* _Provided information_
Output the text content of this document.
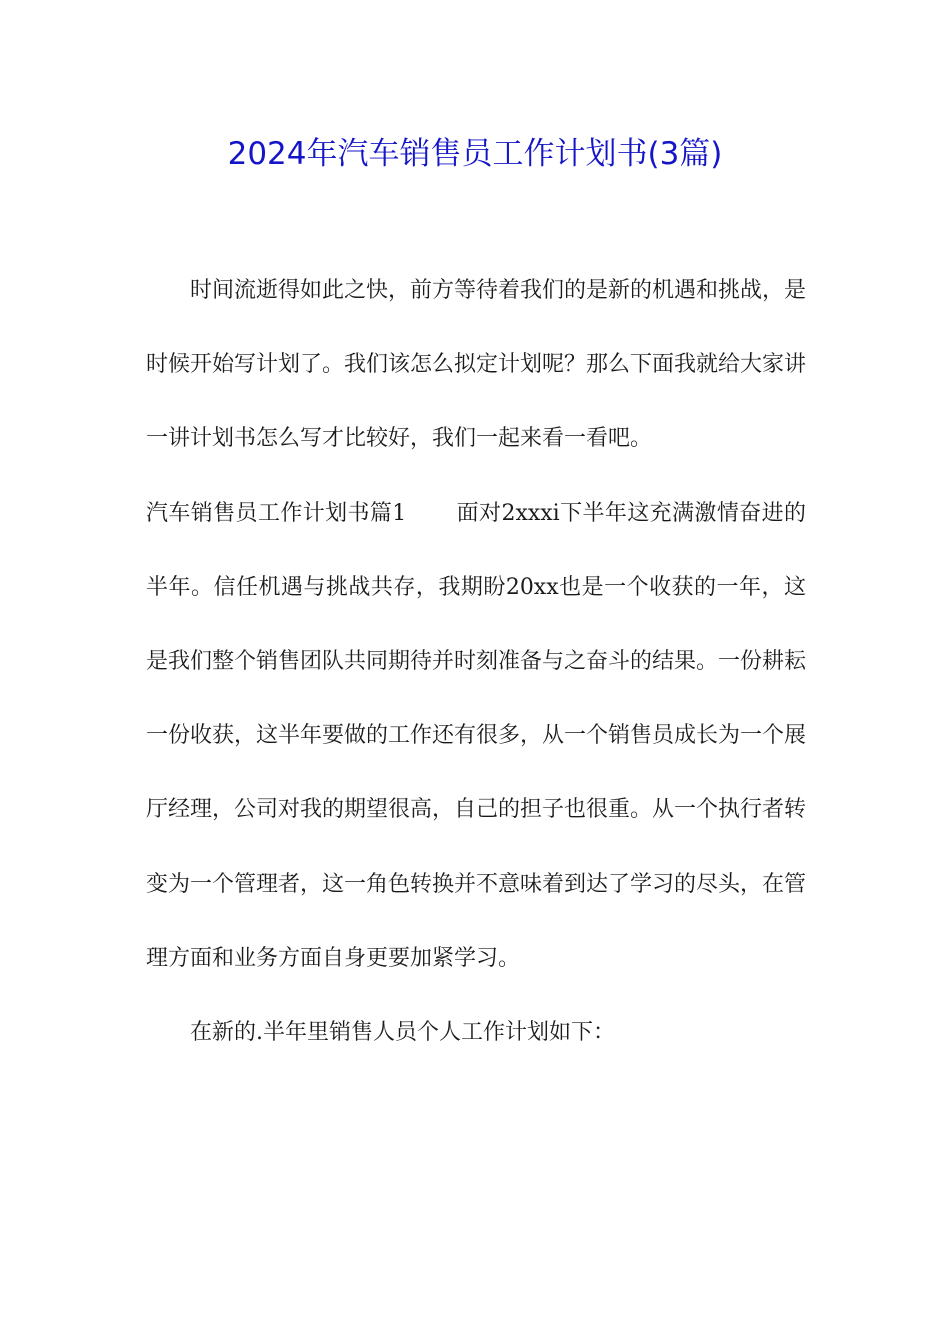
2024年汽车销售员工作计划书(3篇)

时间流逝得如此之快，前方等待着我们的是新的机遇和挑战，是时候开始写计划了。我们该怎么拟定计划呢？那么下面我就给大家讲一讲计划书怎么写才比较好，我们一起来看一看吧。

汽车销售员工作计划书篇1 面对2xxxi下半年这充满激情奋进的半年。信任机遇与挑战共存，我期盼20xx也是一个收获的一年，这是我们整个销售团队共同期待并时刻准备与之奋斗的结果。一份耕耘一份收获，这半年要做的工作还有很多，从一个销售员成长为一个展厅经理，公司对我的期望很高，自己的担子也很重。从一个执行者转变为一个管理者，这一角色转换并不意味着到达了学习的尽头，在管理方面和业务方面自身更要加紧学习。

在新的.半年里销售人员个人工作计划如下：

* _Aim_
Transcribe the whole listing exactly. Pictures stay out of your copy.

* _Full response_
Output the text content of this document.
2024年汽车销售员工作计划书(3篇)

时间流逝得如此之快，前方等待着我们的是新的机遇和挑战，是时候开始写计划了。我们该怎么拟定计划呢？那么下面我就给大家讲一讲计划书怎么写才比较好，我们一起来看一看吧。

汽车销售员工作计划书篇1 面对2xxxi下半年这充满激情奋进的半年。信任机遇与挑战共存，我期盼20xx也是一个收获的一年，这是我们整个销售团队共同期待并时刻准备与之奋斗的结果。一份耕耘一份收获，这半年要做的工作还有很多，从一个销售员成长为一个展厅经理，公司对我的期望很高，自己的担子也很重。从一个执行者转变为一个管理者，这一角色转换并不意味着到达了学习的尽头，在管理方面和业务方面自身更要加紧学习。

在新的.半年里销售人员个人工作计划如下：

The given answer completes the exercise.